• **Document text**:
=== Begin Enclosure ===

And what’s up with that whole ‘White Knight’ crap? If Dent is revealed as less than pure, the good citizens of Gotham—if there are any—would give up hope? How many even know who Harvey Dent is?
Don’t get me started on all the traps the Joker springs in this thing.
Oops. Too late.
Here are the various traps the Joker springs on the people and authorities of Gotham:
- He kidnaps and kills one of Gotham’s many Batman copycats, then he hangs the fat corpse outside the Mayor’s high-rise office so it bumps up against the window just as the Mayor is looking out. Nice timing.
- He sends a video of the killing to the TV networks, who broadcast it, along with his demand that Batman turn himself in.
- He gets the DNA of three prominent Gothamites (Judge, Commissioner, Harvey Dent) on a Joker card, kills two of them (bomb, poison), and goes after Dent personally at Bruce Wayne’s high-rise.
- When Dent, pretending to be Batman, is transported across town in a police van, Joker redirects the motorcade into an underpass and attacks it.
- After Batman stops the Joker by upending his truck, a stunt which should’ve killed him but merely left him a tad groggy, the Joker has his men kidnap both Dent and Rachel Dawes (Maggie Gyllenhaal), and tie them to chairs next to explosives in secure locations equidistant from the Gotham jail. (Thank you, Google maps.)
- At the same time, or a previous time, he plants a man with a bomb in his stomach in the Gotham jail. Is this Plan B? For when the underpass thing didn’t work? Or was Gordon right and the Joker wanted to be captured? Gotta say, for someone who wanted to be captured, he was making a convincing case otherwise in that underpass.
- Plan B works perfectly, though. The jail bomb goes off, killing many but leaving the Joker unharmed, Rachel Dawes blows up, and, best of all, and completely unplanned, Dent loses half his face in the blast that nearly takes his life.
- The Joker gets on a local news show and tells everyone to kill Reese or he’ll blow up a hospital. For some reason, not many policemen guard the hospital where Dent is recuperating. Apparently everyone’s forgotten that the Joker has tried to kill him three times now.
- After turning Harvey Dent into a bad guy, the Joker blows up the hospital.
- Immediately after, he begins his ferry boat threat. When did he load the explosives onto the ferries? Just how many men does he have? And does no one ever see him doing these things?
- And while all of that is going on, he holes up in a construction site, where he’s being watched by police who have been alerted to his location by Batman’s extra-legal surveillance. Except his men in clown masks? They’re really hostages! The hostages? They’re really his men! It’s another trap! Because he knew they’d be able to find him? Why would he think that? Batman had to break the law to find him. Just how many steps ahead is the Joker?
Whew. Breather? No, this is Chris Nolan. Onward.

=== End Enclosure ===

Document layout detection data

=== Begin Enclosure ===

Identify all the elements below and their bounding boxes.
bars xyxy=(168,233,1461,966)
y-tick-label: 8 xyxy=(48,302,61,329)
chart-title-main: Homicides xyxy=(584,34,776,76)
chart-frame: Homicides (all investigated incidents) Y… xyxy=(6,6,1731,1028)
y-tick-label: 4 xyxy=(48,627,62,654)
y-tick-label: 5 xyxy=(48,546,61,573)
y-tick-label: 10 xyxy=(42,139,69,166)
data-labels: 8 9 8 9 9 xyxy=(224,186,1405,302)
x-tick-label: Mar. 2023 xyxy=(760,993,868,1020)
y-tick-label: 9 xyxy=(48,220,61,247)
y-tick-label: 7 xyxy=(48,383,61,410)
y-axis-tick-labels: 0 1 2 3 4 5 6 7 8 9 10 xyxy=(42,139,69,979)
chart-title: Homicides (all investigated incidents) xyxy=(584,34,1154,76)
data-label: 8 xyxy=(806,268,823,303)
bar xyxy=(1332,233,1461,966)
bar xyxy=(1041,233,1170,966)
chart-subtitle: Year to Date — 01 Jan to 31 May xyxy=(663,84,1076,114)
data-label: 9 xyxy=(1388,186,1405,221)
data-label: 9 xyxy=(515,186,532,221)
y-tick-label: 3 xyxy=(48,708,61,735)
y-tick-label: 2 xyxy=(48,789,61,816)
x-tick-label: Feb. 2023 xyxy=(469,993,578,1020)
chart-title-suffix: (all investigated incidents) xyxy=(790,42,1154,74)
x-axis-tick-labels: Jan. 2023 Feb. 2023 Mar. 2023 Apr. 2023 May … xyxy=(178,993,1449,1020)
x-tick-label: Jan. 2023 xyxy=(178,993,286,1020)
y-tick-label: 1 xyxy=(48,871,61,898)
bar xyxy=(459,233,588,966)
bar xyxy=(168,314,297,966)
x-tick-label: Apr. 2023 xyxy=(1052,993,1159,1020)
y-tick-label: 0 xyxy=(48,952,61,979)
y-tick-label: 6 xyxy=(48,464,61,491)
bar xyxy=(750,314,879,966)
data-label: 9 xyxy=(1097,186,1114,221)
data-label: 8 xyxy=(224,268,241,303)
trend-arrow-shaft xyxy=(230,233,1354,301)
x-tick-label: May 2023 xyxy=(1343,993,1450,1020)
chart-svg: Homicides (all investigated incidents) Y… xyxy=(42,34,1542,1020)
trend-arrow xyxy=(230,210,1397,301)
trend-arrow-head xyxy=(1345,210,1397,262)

=== End Enclosure ===

• **Set of tasks**:
- 1) Summarize the commentary on the Joker's traps in two sentences.
- 2) Carry on the commentary on the Joker's traps from its last sentence, "Onward."
The listing is not needed for this work.

• **Per-task outputs**:
- 1) The writer questions the "White Knight" idea, wondering whether Gotham's citizens would lose hope over Dent and how many of them even know who he is. The writer then lists the Joker's many traps, which run from hanging a copycat's corpse outside the Mayor's office to the jail bomb, the hospital explosion, the ferry threat and the construction-site hostage trick, and asks along the way how he manages so much unseen and how many steps ahead he really is.

- 2)
For a madman, the Joker has to be the greatest organizational planner ever. Even while messing with you in Plan B, he’s apparently thinking ahead to Plan Z. The intricacy of his plans make D-Day seem like a sailboat ride on a Sunday afternoon.
It’s tough out there for a Batman
This is a tough movie to be Batman. In the first, “Batman Begins,” he’s proactive, stalking crooks in the night. Here, he’s back on his heels. He’s reacting more than acting. He’s taking punches.
Is he slower in this one? He was such a ninja in the first movie that both criminals and moviegoers could barely see him. Maybe fanboys complained. That last fight with Ra’s al Ghul on the train was like a battle of shadows, but, ninja-wise, it made sense. Here, Batman’s not only not a ninja, he’s as stolid as Rocky Balboa in the 11th round.
Thank god he’s got so many good people around him. Alfred, for example. After Batman’s first encounter with the Joker, when Bruce Wayne says, “They crossed a line,” Alfred immediately responds, “You crossed the line first, sir. You squeezed them, you hammered them to the point of desperation.” After Batman saves Harvey Dent but loses Rachel and sits despondent over his role in all of this—in inspiring not good but madness—Alfred tells him, “You spat in the faces of Gotham's worst criminals. Didn’t you think there might be some casualties?” Spat in the faces...? Thanks for the buck-up, bro.
Well, at least Bruce has Lucius Fox (Morgan Freeman), who, when shown Batman’s Patriot-Act-like surveillance methods, says, “This is too much power for one man to have,” and “Spying on 30 million people isn't part of my job description.” OK, so no Lucius. But at least Rachel loves him. Oh right, the letter.
Poor dude can’t have a conversation with anyone without it turning into some part of the film’s philosophical treatise. I love me some Michael Caine but almost everything Alfred says is in this vein. Harvey Dent, too. “You either die a hero,” he says during a casual dinner, “or you live long enough to see yourself become the villain.” When I first heard it, before I knew that Harvey would die a hero and Batman would endure as a villain, it felt false to me. It rang loudly and off key. It announced itself.
Movies are only as good as directors allow them to be
I like some of what Nolan does. I like the idea that Batman inspires people in unintended, dangerous ways. I like that someone nefarious rises to reach Batman’s level of madness. I like the idea of blackmailing Batman to give himself up. That’s smart. But it’s lost in the relentlessness of Nolan’s direction and the Joker’s innumerable plans and schemes.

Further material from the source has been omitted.